TASK OBJECTIVE: Having found the line containing "Parse this screenshot: output" in the data below, reproduce that line and each one after it to the end, exactly, and include nothing else.

GIVEN INFORMATION:
..............................
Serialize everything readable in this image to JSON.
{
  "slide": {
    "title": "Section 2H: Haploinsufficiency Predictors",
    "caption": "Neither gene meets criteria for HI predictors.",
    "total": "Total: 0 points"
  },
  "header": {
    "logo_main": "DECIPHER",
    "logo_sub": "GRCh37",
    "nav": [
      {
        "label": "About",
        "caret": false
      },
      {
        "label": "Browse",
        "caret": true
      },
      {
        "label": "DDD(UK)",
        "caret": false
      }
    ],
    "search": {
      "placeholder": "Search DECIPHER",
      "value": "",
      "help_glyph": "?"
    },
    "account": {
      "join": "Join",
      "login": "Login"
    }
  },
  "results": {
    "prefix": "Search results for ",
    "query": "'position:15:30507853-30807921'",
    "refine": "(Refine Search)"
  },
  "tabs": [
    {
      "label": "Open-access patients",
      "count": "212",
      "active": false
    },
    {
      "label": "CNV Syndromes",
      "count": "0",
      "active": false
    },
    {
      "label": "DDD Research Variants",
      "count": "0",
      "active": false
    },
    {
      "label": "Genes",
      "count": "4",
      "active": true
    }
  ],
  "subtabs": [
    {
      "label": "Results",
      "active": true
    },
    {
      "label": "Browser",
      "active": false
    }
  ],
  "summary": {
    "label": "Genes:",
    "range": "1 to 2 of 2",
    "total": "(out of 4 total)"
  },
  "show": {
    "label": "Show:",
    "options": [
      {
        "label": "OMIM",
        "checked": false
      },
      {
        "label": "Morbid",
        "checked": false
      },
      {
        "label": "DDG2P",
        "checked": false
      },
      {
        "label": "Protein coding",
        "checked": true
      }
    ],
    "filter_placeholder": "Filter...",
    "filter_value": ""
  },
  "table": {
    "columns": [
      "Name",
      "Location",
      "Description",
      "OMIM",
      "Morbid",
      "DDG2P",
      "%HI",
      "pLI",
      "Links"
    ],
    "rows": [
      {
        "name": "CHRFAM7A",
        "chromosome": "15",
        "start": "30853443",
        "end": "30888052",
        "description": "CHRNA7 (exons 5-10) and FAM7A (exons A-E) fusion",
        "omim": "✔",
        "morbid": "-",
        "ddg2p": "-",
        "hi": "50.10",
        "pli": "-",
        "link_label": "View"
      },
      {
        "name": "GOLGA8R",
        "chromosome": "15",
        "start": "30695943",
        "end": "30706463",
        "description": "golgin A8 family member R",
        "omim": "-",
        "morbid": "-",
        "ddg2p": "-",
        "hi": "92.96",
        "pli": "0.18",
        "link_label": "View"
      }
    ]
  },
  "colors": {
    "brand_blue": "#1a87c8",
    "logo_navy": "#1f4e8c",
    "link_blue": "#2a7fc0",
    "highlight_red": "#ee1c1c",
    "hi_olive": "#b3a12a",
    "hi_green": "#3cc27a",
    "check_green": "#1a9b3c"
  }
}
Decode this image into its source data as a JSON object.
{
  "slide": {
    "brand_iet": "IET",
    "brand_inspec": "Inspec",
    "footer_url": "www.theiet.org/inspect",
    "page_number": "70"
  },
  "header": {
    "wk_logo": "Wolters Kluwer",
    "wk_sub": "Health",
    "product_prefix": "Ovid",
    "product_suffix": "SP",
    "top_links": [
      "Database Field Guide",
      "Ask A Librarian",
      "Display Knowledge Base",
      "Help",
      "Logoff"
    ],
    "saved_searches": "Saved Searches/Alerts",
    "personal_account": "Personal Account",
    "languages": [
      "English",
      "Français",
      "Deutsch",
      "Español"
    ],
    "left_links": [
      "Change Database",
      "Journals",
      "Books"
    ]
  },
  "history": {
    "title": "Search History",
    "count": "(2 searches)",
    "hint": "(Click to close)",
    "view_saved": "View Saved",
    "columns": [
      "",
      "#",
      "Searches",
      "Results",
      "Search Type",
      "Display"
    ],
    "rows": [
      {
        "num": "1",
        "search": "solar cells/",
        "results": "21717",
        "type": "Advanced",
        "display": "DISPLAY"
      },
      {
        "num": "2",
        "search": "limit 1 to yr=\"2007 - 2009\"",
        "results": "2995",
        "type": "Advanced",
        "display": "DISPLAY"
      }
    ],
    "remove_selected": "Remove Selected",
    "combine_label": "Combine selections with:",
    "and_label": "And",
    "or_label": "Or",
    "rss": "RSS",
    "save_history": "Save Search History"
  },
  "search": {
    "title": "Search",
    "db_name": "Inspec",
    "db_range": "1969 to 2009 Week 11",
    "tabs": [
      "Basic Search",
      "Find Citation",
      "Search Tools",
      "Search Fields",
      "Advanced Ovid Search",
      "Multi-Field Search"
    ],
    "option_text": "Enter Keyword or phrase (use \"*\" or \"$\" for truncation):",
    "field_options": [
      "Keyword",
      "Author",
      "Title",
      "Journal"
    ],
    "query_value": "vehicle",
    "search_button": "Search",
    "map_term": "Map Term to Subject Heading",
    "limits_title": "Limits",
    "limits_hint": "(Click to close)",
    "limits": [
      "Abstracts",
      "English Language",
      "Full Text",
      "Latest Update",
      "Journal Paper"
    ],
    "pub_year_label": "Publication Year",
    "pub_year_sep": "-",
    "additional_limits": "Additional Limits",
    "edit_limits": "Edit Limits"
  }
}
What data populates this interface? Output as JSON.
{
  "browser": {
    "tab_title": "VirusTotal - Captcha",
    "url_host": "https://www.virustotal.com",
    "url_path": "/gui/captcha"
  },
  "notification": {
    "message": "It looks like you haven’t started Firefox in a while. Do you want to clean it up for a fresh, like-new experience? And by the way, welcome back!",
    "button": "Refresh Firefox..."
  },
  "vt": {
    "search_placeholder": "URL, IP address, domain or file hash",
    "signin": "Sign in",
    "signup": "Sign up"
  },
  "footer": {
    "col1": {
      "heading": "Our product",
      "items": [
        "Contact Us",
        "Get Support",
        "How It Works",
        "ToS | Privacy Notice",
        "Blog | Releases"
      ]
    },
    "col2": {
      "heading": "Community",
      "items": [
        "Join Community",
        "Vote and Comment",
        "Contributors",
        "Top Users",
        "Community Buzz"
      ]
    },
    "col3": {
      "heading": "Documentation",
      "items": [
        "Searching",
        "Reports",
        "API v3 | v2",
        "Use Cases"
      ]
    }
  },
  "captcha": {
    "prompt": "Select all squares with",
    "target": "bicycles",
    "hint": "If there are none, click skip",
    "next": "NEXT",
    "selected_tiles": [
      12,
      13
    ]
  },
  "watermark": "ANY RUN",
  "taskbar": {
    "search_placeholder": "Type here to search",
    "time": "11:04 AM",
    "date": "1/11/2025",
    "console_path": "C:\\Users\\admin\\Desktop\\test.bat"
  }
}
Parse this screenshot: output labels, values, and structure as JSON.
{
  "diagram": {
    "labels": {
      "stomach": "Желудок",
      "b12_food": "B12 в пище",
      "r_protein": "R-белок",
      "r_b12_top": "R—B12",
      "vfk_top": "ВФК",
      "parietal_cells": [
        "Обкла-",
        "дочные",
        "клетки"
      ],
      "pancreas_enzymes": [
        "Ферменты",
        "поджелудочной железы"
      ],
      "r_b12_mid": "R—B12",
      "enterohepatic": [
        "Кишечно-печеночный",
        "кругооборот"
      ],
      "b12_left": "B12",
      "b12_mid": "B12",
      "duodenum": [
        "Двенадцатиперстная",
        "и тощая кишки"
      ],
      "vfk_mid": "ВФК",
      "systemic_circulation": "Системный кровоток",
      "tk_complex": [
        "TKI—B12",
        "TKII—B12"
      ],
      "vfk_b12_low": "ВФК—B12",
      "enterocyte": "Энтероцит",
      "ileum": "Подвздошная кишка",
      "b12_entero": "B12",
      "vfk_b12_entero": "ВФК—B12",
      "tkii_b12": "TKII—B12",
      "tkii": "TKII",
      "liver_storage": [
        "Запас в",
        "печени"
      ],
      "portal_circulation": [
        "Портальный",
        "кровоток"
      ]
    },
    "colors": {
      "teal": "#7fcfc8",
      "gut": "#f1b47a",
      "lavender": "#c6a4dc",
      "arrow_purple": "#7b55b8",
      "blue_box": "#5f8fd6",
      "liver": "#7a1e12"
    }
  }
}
..............................
REPLY:
Parse this screenshot: output labels, values, and structure as JSON.
{
  "diagram": {
    "labels": {
      "stomach": "Желудок",
      "b12_food": "B12 в пище",
      "r_protein": "R-белок",
      "r_b12_top": "R—B12",
      "vfk_top": "ВФК",
      "parietal_cells": [
        "Обкла-",
        "дочные",
        "клетки"
      ],
      "pancreas_enzymes": [
        "Ферменты",
        "поджелудочной железы"
      ],
      "r_b12_mid": "R—B12",
      "enterohepatic": [
        "Кишечно-печеночный",
        "кругооборот"
      ],
      "b12_left": "B12",
      "b12_mid": "B12",
      "duodenum": [
        "Двенадцатиперстная",
        "и тощая кишки"
      ],
      "vfk_mid": "ВФК",
      "systemic_circulation": "Системный кровоток",
      "tk_complex": [
        "TKI—B12",
        "TKII—B12"
      ],
      "vfk_b12_low": "ВФК—B12",
      "enterocyte": "Энтероцит",
      "ileum": "Подвздошная кишка",
      "b12_entero": "B12",
      "vfk_b12_entero": "ВФК—B12",
      "tkii_b12": "TKII—B12",
      "tkii": "TKII",
      "liver_storage": [
        "Запас в",
        "печени"
      ],
      "portal_circulation": [
        "Портальный",
        "кровоток"
      ]
    },
    "colors": {
      "teal": "#7fcfc8",
      "gut": "#f1b47a",
      "lavender": "#c6a4dc",
      "arrow_purple": "#7b55b8",
      "blue_box": "#5f8fd6",
      "liver": "#7a1e12"
    }
  }
}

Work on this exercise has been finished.